**Data shown**.
•••••
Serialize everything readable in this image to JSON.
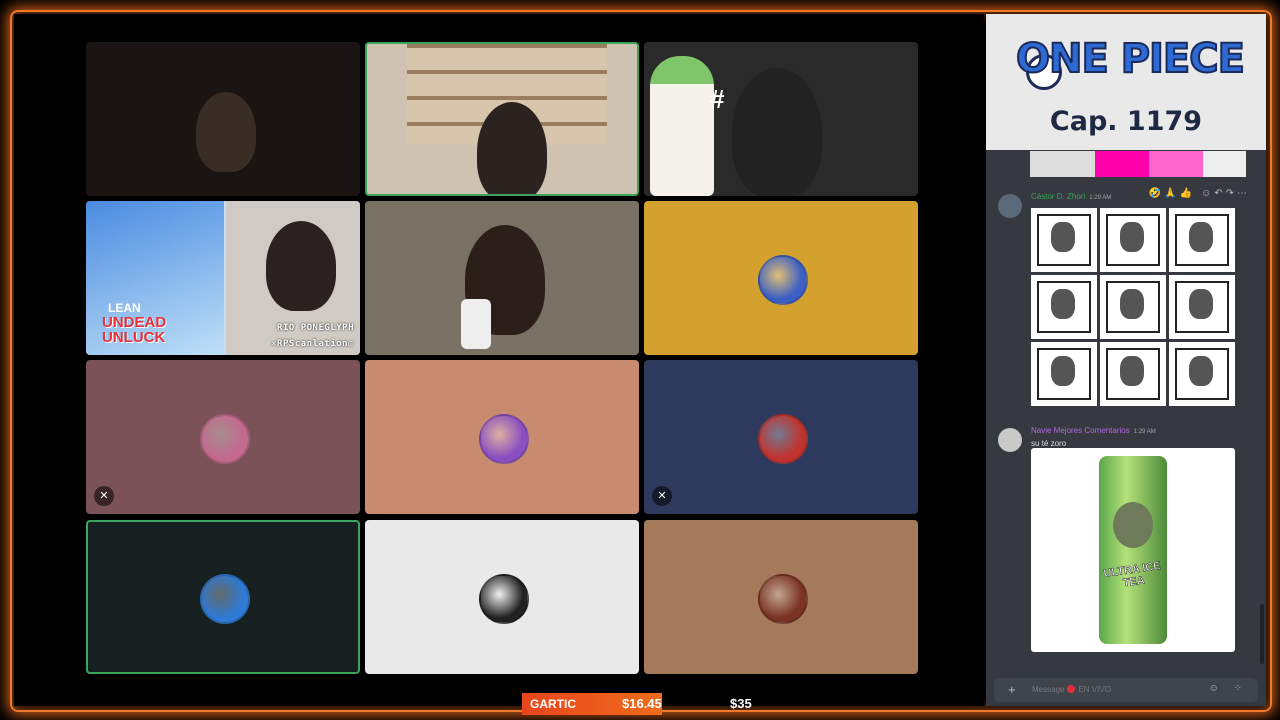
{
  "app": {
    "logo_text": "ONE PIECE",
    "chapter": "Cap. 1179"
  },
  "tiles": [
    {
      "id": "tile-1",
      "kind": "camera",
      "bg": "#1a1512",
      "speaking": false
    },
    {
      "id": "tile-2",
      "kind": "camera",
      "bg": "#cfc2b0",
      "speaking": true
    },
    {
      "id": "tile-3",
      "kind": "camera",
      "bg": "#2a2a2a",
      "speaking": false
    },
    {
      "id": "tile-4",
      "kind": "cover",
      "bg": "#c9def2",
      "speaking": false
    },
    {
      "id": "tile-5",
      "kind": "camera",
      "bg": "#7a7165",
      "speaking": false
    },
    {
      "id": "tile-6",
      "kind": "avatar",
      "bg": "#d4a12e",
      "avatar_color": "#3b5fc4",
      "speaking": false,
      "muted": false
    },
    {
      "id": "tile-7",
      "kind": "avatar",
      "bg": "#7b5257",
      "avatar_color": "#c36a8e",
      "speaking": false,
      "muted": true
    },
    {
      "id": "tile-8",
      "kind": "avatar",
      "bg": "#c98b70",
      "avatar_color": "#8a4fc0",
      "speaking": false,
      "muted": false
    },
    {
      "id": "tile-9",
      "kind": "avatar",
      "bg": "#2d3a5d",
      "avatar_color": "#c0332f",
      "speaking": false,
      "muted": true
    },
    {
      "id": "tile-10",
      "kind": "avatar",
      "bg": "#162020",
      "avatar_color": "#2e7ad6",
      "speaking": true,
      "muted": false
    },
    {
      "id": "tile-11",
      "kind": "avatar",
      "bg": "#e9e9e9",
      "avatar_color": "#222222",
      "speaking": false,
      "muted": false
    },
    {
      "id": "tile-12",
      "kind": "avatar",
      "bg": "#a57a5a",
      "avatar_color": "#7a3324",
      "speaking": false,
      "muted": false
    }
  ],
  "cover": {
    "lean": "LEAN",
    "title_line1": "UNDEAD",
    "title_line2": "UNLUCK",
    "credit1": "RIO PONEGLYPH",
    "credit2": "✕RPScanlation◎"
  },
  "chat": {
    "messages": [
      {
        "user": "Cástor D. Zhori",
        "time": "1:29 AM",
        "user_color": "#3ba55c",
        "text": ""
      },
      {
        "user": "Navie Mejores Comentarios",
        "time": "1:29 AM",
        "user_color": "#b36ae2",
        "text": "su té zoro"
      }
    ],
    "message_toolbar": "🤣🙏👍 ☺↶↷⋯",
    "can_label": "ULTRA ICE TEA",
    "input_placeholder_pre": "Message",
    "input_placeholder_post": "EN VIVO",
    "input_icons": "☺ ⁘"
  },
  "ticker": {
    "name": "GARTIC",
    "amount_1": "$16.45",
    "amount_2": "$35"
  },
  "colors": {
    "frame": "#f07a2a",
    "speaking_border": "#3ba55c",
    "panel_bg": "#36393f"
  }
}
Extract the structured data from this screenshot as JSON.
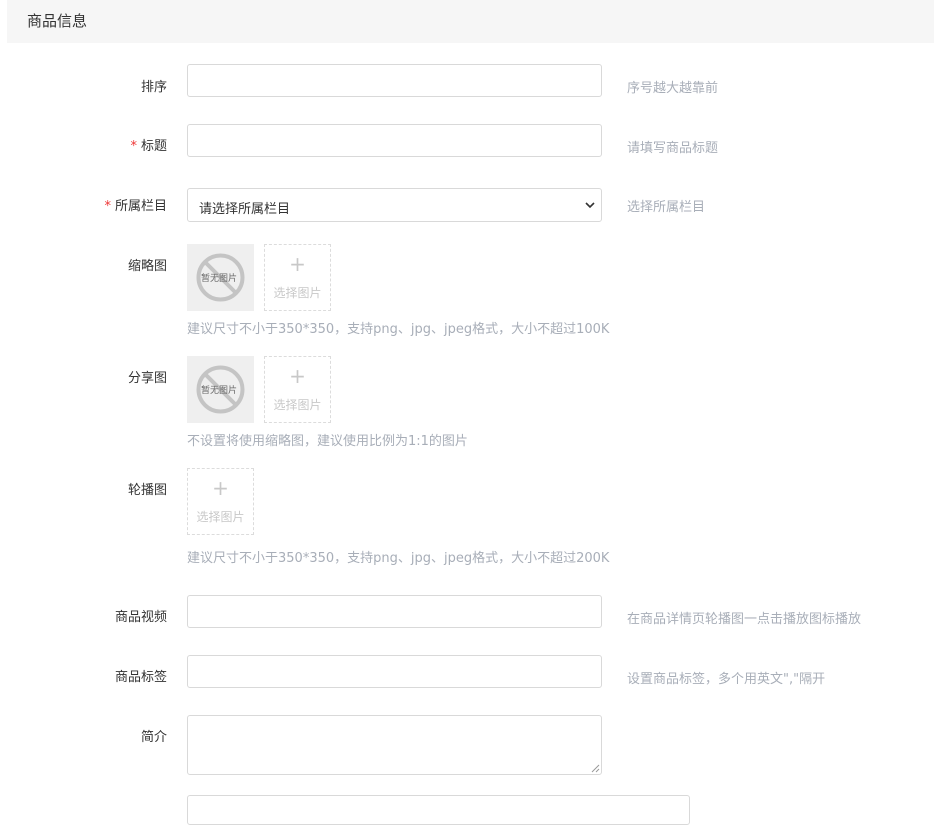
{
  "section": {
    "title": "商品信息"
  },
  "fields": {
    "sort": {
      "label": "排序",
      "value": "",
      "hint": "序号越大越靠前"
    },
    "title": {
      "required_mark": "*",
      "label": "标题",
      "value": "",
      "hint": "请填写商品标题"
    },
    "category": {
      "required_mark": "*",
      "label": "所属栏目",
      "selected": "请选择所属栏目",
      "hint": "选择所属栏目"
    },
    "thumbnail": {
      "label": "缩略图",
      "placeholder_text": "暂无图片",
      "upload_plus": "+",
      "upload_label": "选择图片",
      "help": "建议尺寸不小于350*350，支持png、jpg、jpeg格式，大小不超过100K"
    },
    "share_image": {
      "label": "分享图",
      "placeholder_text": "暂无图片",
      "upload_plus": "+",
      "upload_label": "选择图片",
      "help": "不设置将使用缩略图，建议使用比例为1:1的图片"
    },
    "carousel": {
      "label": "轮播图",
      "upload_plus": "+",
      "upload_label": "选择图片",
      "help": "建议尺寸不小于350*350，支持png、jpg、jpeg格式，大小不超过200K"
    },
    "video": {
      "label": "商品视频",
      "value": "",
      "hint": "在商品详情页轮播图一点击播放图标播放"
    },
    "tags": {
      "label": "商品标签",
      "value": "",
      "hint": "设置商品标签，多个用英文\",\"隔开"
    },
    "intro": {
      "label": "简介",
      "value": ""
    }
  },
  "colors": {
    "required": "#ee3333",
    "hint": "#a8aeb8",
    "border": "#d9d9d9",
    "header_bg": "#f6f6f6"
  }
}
•••••
**Task objective**.
In the copy, include all records verbatim but no images.

**The answer**.
Serialize everything readable in this image to JSON.
{
  "app": {
    "logo_text": "ONE PIECE",
    "chapter": "Cap. 1179"
  },
  "tiles": [
    {
      "id": "tile-1",
      "kind": "camera",
      "bg": "#1a1512",
      "speaking": false
    },
    {
      "id": "tile-2",
      "kind": "camera",
      "bg": "#cfc2b0",
      "speaking": true
    },
    {
      "id": "tile-3",
      "kind": "camera",
      "bg": "#2a2a2a",
      "speaking": false
    },
    {
      "id": "tile-4",
      "kind": "cover",
      "bg": "#c9def2",
      "speaking": false
    },
    {
      "id": "tile-5",
      "kind": "camera",
      "bg": "#7a7165",
      "speaking": false
    },
    {
      "id": "tile-6",
      "kind": "avatar",
      "bg": "#d4a12e",
      "avatar_color": "#3b5fc4",
      "speaking": false,
      "muted": false
    },
    {
      "id": "tile-7",
      "kind": "avatar",
      "bg": "#7b5257",
      "avatar_color": "#c36a8e",
      "speaking": false,
      "muted": true
    },
    {
      "id": "tile-8",
      "kind": "avatar",
      "bg": "#c98b70",
      "avatar_color": "#8a4fc0",
      "speaking": false,
      "muted": false
    },
    {
      "id": "tile-9",
      "kind": "avatar",
      "bg": "#2d3a5d",
      "avatar_color": "#c0332f",
      "speaking": false,
      "muted": true
    },
    {
      "id": "tile-10",
      "kind": "avatar",
      "bg": "#162020",
      "avatar_color": "#2e7ad6",
      "speaking": true,
      "muted": false
    },
    {
      "id": "tile-11",
      "kind": "avatar",
      "bg": "#e9e9e9",
      "avatar_color": "#222222",
      "speaking": false,
      "muted": false
    },
    {
      "id": "tile-12",
      "kind": "avatar",
      "bg": "#a57a5a",
      "avatar_color": "#7a3324",
      "speaking": false,
      "muted": false
    }
  ],
  "cover": {
    "lean": "LEAN",
    "title_line1": "UNDEAD",
    "title_line2": "UNLUCK",
    "credit1": "RIO PONEGLYPH",
    "credit2": "✕RPScanlation◎"
  },
  "chat": {
    "messages": [
      {
        "user": "Cástor D. Zhori",
        "time": "1:29 AM",
        "user_color": "#3ba55c",
        "text": ""
      },
      {
        "user": "Navie Mejores Comentarios",
        "time": "1:29 AM",
        "user_color": "#b36ae2",
        "text": "su té zoro"
      }
    ],
    "message_toolbar": "🤣🙏👍 ☺↶↷⋯",
    "can_label": "ULTRA ICE TEA",
    "input_placeholder_pre": "Message",
    "input_placeholder_post": "EN VIVO",
    "input_icons": "☺ ⁘"
  },
  "ticker": {
    "name": "GARTIC",
    "amount_1": "$16.45",
    "amount_2": "$35"
  },
  "colors": {
    "frame": "#f07a2a",
    "speaking_border": "#3ba55c",
    "panel_bg": "#36393f"
  }
}
Extract the structured data from this screenshot as JSON.
{
  "section": {
    "title": "商品信息"
  },
  "fields": {
    "sort": {
      "label": "排序",
      "value": "",
      "hint": "序号越大越靠前"
    },
    "title": {
      "required_mark": "*",
      "label": "标题",
      "value": "",
      "hint": "请填写商品标题"
    },
    "category": {
      "required_mark": "*",
      "label": "所属栏目",
      "selected": "请选择所属栏目",
      "hint": "选择所属栏目"
    },
    "thumbnail": {
      "label": "缩略图",
      "placeholder_text": "暂无图片",
      "upload_plus": "+",
      "upload_label": "选择图片",
      "help": "建议尺寸不小于350*350，支持png、jpg、jpeg格式，大小不超过100K"
    },
    "share_image": {
      "label": "分享图",
      "placeholder_text": "暂无图片",
      "upload_plus": "+",
      "upload_label": "选择图片",
      "help": "不设置将使用缩略图，建议使用比例为1:1的图片"
    },
    "carousel": {
      "label": "轮播图",
      "upload_plus": "+",
      "upload_label": "选择图片",
      "help": "建议尺寸不小于350*350，支持png、jpg、jpeg格式，大小不超过200K"
    },
    "video": {
      "label": "商品视频",
      "value": "",
      "hint": "在商品详情页轮播图一点击播放图标播放"
    },
    "tags": {
      "label": "商品标签",
      "value": "",
      "hint": "设置商品标签，多个用英文\",\"隔开"
    },
    "intro": {
      "label": "简介",
      "value": ""
    }
  },
  "colors": {
    "required": "#ee3333",
    "hint": "#a8aeb8",
    "border": "#d9d9d9",
    "header_bg": "#f6f6f6"
  }
}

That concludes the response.